Pick out and copy every line below that has the word "decile".

Figure record extracts:
◇ ◇ ◇

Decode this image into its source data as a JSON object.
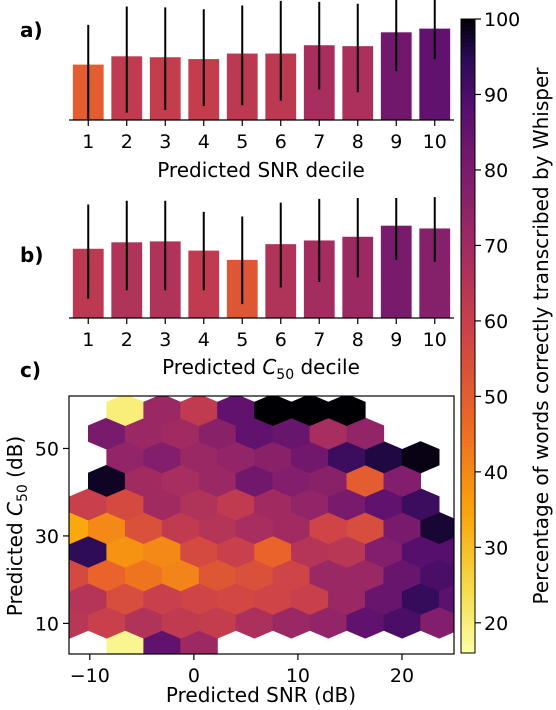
{
  "figure": {
    "panel_labels": [
      "a)",
      "b)",
      "c)"
    ]
  },
  "colorbar": {
    "label": "Percentage of words correctly transcribed by Whisper",
    "min": 16,
    "max": 100,
    "ticks": [
      "20",
      "30",
      "40",
      "50",
      "60",
      "70",
      "80",
      "90",
      "100"
    ],
    "colormap": "inferno_r"
  },
  "chart_data": [
    {
      "type": "bar",
      "panel": "a",
      "xlabel": "Predicted SNR decile",
      "categories": [
        "1",
        "2",
        "3",
        "4",
        "5",
        "6",
        "7",
        "8",
        "9",
        "10"
      ],
      "values": [
        60,
        69,
        68,
        66,
        72,
        72,
        81,
        80,
        95,
        99
      ],
      "error_low": [
        0,
        8,
        11,
        15,
        16,
        21,
        33,
        30,
        53,
        66
      ],
      "error_high": [
        103,
        123,
        122,
        120,
        124,
        129,
        128,
        126,
        130,
        130
      ],
      "ylim": [
        0,
        130
      ],
      "color_values": [
        50,
        62,
        61,
        61,
        63,
        63,
        68,
        67,
        82,
        86
      ]
    },
    {
      "type": "bar",
      "panel": "b",
      "xlabel_prefix": "Predicted ",
      "xlabel_symbol": "C",
      "xlabel_subscript": "50",
      "xlabel_suffix": " decile",
      "categories": [
        "1",
        "2",
        "3",
        "4",
        "5",
        "6",
        "7",
        "8",
        "9",
        "10"
      ],
      "values": [
        75,
        82,
        83,
        73,
        63,
        80,
        84,
        88,
        100,
        97
      ],
      "error_low": [
        21,
        30,
        30,
        30,
        15,
        33,
        39,
        44,
        63,
        61
      ],
      "error_high": [
        123,
        127,
        127,
        115,
        110,
        125,
        129,
        130,
        130,
        131
      ],
      "ylim": [
        0,
        130
      ],
      "color_values": [
        63,
        66,
        66,
        62,
        52,
        66,
        69,
        71,
        80,
        77
      ]
    },
    {
      "type": "heatmap",
      "panel": "c",
      "subtype": "hexbin",
      "xlabel": "Predicted SNR (dB)",
      "ylabel_prefix": "Predicted ",
      "ylabel_symbol": "C",
      "ylabel_subscript": "50",
      "ylabel_suffix": " (dB)",
      "xlim": [
        -12,
        25
      ],
      "ylim": [
        3,
        62
      ],
      "xticks": [
        "−10",
        "0",
        "10",
        "20"
      ],
      "xtick_values": [
        -10,
        0,
        10,
        20
      ],
      "yticks": [
        "10",
        "30",
        "50"
      ],
      "ytick_values": [
        10,
        30,
        50
      ],
      "hex_step_x": 3.55,
      "hex_step_y": 5.4,
      "hex_origin": [
        -6.6,
        4.8
      ],
      "rows": [
        {
          "row": 0,
          "cells": [
            [
              0,
              18
            ],
            [
              1,
              86
            ],
            [
              2,
              71
            ]
          ]
        },
        {
          "row": 1,
          "cells": [
            [
              -1,
              64
            ],
            [
              0,
              60
            ],
            [
              1,
              66
            ],
            [
              2,
              62
            ],
            [
              3,
              61
            ],
            [
              4,
              67
            ],
            [
              5,
              72
            ],
            [
              6,
              74
            ],
            [
              7,
              86
            ],
            [
              8,
              90
            ],
            [
              9,
              78
            ],
            [
              10,
              85
            ]
          ]
        },
        {
          "row": 2,
          "cells": [
            [
              -1,
              65
            ],
            [
              0,
              55
            ],
            [
              1,
              60
            ],
            [
              2,
              58
            ],
            [
              3,
              57
            ],
            [
              4,
              58
            ],
            [
              5,
              60
            ],
            [
              6,
              72
            ],
            [
              7,
              84
            ],
            [
              8,
              93
            ],
            [
              9,
              87
            ],
            [
              10,
              42
            ],
            [
              11,
              88
            ]
          ]
        },
        {
          "row": 3,
          "cells": [
            [
              -1,
              56
            ],
            [
              0,
              48
            ],
            [
              1,
              44
            ],
            [
              2,
              41
            ],
            [
              3,
              52
            ],
            [
              4,
              54
            ],
            [
              5,
              58
            ],
            [
              6,
              72
            ],
            [
              7,
              72
            ],
            [
              8,
              84
            ],
            [
              9,
              90
            ],
            [
              10,
              84
            ]
          ]
        },
        {
          "row": 4,
          "cells": [
            [
              -1,
              94
            ],
            [
              0,
              38
            ],
            [
              1,
              40
            ],
            [
              2,
              56
            ],
            [
              3,
              60
            ],
            [
              4,
              48
            ],
            [
              5,
              65
            ],
            [
              6,
              64
            ],
            [
              7,
              78
            ],
            [
              8,
              88
            ],
            [
              9,
              88
            ],
            [
              10,
              99
            ]
          ]
        },
        {
          "row": 5,
          "cells": [
            [
              -1,
              34
            ],
            [
              0,
              40
            ],
            [
              1,
              54
            ],
            [
              2,
              62
            ],
            [
              3,
              65
            ],
            [
              4,
              68
            ],
            [
              5,
              70
            ],
            [
              6,
              58
            ],
            [
              7,
              55
            ],
            [
              8,
              80
            ],
            [
              9,
              97
            ]
          ]
        },
        {
          "row": 6,
          "cells": [
            [
              -1,
              60
            ],
            [
              0,
              56
            ],
            [
              1,
              70
            ],
            [
              2,
              66
            ],
            [
              3,
              62
            ],
            [
              4,
              70
            ],
            [
              5,
              74
            ],
            [
              6,
              80
            ],
            [
              7,
              86
            ],
            [
              8,
              92
            ]
          ]
        },
        {
          "row": 7,
          "cells": [
            [
              0,
              98
            ],
            [
              1,
              70
            ],
            [
              2,
              68
            ],
            [
              3,
              72
            ],
            [
              4,
              82
            ],
            [
              5,
              78
            ],
            [
              6,
              76
            ],
            [
              7,
              50
            ],
            [
              8,
              78
            ]
          ]
        },
        {
          "row": 8,
          "cells": [
            [
              0,
              74
            ],
            [
              1,
              78
            ],
            [
              2,
              72
            ],
            [
              3,
              74
            ],
            [
              4,
              76
            ],
            [
              5,
              82
            ],
            [
              6,
              92
            ],
            [
              7,
              96
            ],
            [
              8,
              99
            ]
          ]
        },
        {
          "row": 9,
          "cells": [
            [
              0,
              80
            ],
            [
              1,
              72
            ],
            [
              2,
              70
            ],
            [
              3,
              76
            ],
            [
              4,
              86
            ],
            [
              5,
              84
            ],
            [
              6,
              68
            ],
            [
              7,
              74
            ]
          ]
        },
        {
          "row": 10,
          "cells": [
            [
              0,
              20
            ],
            [
              1,
              72
            ],
            [
              2,
              62
            ],
            [
              3,
              86
            ],
            [
              4,
              100
            ],
            [
              5,
              100
            ],
            [
              6,
              100
            ]
          ]
        }
      ]
    }
  ]
}
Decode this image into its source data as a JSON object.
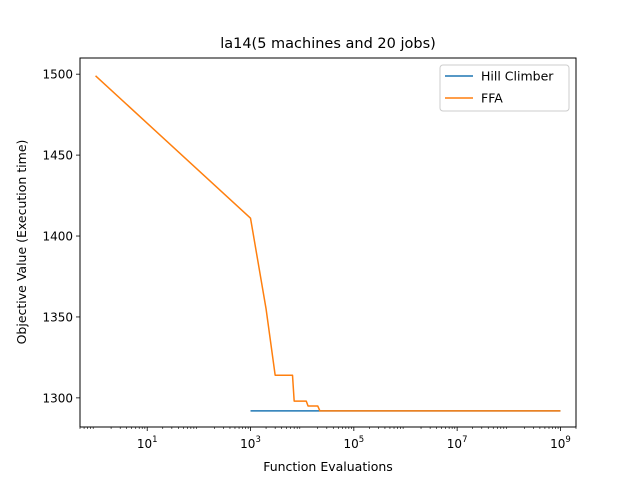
{
  "chart_data": {
    "type": "line",
    "title": "la14(5 machines and 20 jobs)",
    "xlabel": "Function Evaluations",
    "ylabel": "Objective Value (Execution time)",
    "x_scale": "log",
    "xlim": [
      0.5,
      2000000000
    ],
    "ylim": [
      1282,
      1510
    ],
    "x_ticks": [
      {
        "value": 10,
        "base": "10",
        "exp": "1"
      },
      {
        "value": 1000,
        "base": "10",
        "exp": "3"
      },
      {
        "value": 100000,
        "base": "10",
        "exp": "5"
      },
      {
        "value": 10000000,
        "base": "10",
        "exp": "7"
      },
      {
        "value": 1000000000,
        "base": "10",
        "exp": "9"
      }
    ],
    "y_ticks": [
      1300,
      1350,
      1400,
      1450,
      1500
    ],
    "grid": false,
    "legend": "upper-right",
    "series": [
      {
        "name": "Hill Climber",
        "color": "#1f77b4",
        "x": [
          1000,
          1000000000
        ],
        "y": [
          1292,
          1292
        ]
      },
      {
        "name": "FFA",
        "color": "#ff7f0e",
        "x": [
          1,
          1000,
          2000,
          3000,
          6500,
          7000,
          12000,
          13000,
          20000,
          22000,
          1000000000
        ],
        "y": [
          1499,
          1411,
          1355,
          1314,
          1314,
          1298,
          1298,
          1295,
          1295,
          1292,
          1292
        ]
      }
    ]
  }
}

◇ ◇ ◇

=== Solution to this exercise ===
      "xlabel": "Predicted SNR decile",
      "xlabel_suffix": " decile",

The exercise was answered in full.